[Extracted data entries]

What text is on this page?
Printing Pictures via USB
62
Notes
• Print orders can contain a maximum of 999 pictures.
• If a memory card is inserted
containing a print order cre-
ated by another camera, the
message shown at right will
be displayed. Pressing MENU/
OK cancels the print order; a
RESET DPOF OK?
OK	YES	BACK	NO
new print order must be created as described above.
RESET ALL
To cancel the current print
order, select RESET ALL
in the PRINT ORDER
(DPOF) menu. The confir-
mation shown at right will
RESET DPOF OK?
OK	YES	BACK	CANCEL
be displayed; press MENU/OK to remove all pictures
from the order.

- [The task] Give the listing above again, word for word.

- [Output]
What text is on this page?
Printing Pictures via USB
62
Notes
• Print orders can contain a maximum of 999 pictures.
• If a memory card is inserted
containing a print order cre-
ated by another camera, the
message shown at right will
be displayed. Pressing MENU/
OK cancels the print order; a
RESET DPOF OK?
OK	YES	BACK	NO
new print order must be created as described above.
RESET ALL
To cancel the current print
order, select RESET ALL
in the PRINT ORDER
(DPOF) menu. The confir-
mation shown at right will
RESET DPOF OK?
OK	YES	BACK	CANCEL
be displayed; press MENU/OK to remove all pictures
from the order.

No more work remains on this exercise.